Extract provided →
· · · · ·

The pixels may operate on a per column basis, and each operation
period of the pixels may be divided into a first horizontal period
and a second horizontal period subsequent to the first horizontal
period. Each of the pixels in a current pixel column may have the
initialization period in the first horizontal period thereof, the
initialization period of the pixel in the current pixel column
corresponding to the sampling period of each of the pixels in a
previous pixel column Each of the pixels in the current pixel
column may have the sampling period and the programming period in
the second horizontal period thereof.
In another aspect of the present invention, a method for driving an
organic light emitting diode display device including a plurality
of pixels each comprising a light emitting element, and a pixel
driving circuit for driving the light emitting element, the pixel
driving circuit including a driving switching element connected in
series between a high-level voltage supply line and a low-level
voltage supply line, together with the light emitting element, a
first switching element for connecting a data line and a first node
connected to a gate of the driving switching element in response to
a first scan signal, a second switching element for connecting an
initialization voltage supply line and a second node connected to a
source of the driving switching element in response to a second
scan signal, a third switching element for connecting the
high-level voltage supply line and a drain of the driving switching
element in response to an emission signal, and a first capacitor
connected between the first node and the second node, includes an
initialization step of turning on the first and second switching
elements, to initialize the first and second nodes, a sampling step
of turning on the first and third switching elements, to sense a
threshold voltage of the driving switching element, a programming
step of turning on the first switching element, to write a data
voltage into the pixel, and an emission step of turning on the
third switching element, to cause the driving switching element to
supply drive current to the light emitting element.

· · · · ·

Supplied material →
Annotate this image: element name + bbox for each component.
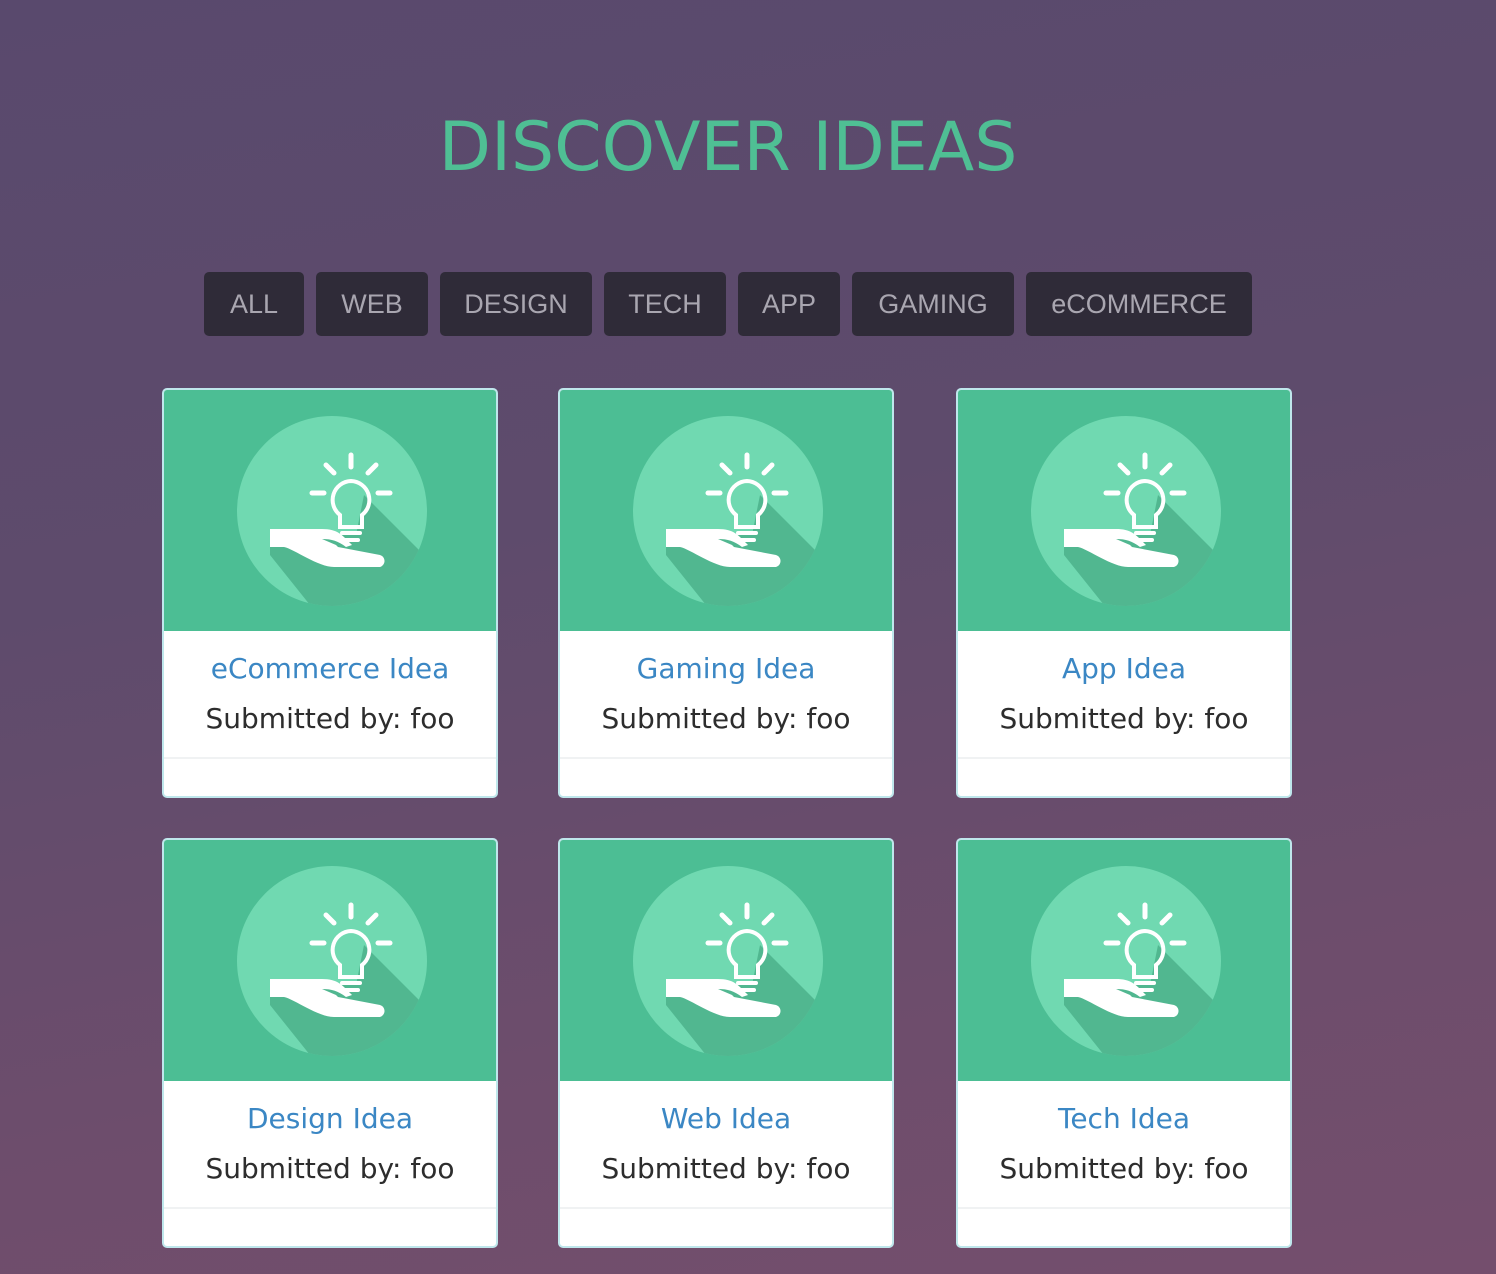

· · · · ·

What is needed →
From the text on driving organic light emitting diode displays, copy word for word the passage from "The pixels may operate" up to and including "horizontal period thereof.".

Exercise answer →
The pixels may operate on a per column basis, and each operation
period of the pixels may be divided into a first horizontal period
and a second horizontal period subsequent to the first horizontal
period. Each of the pixels in a current pixel column may have the
initialization period in the first horizontal period thereof, the
initialization period of the pixel in the current pixel column
corresponding to the sampling period of each of the pixels in a
previous pixel column Each of the pixels in the current pixel
column may have the sampling period and the programming period in
the second horizontal period thereof.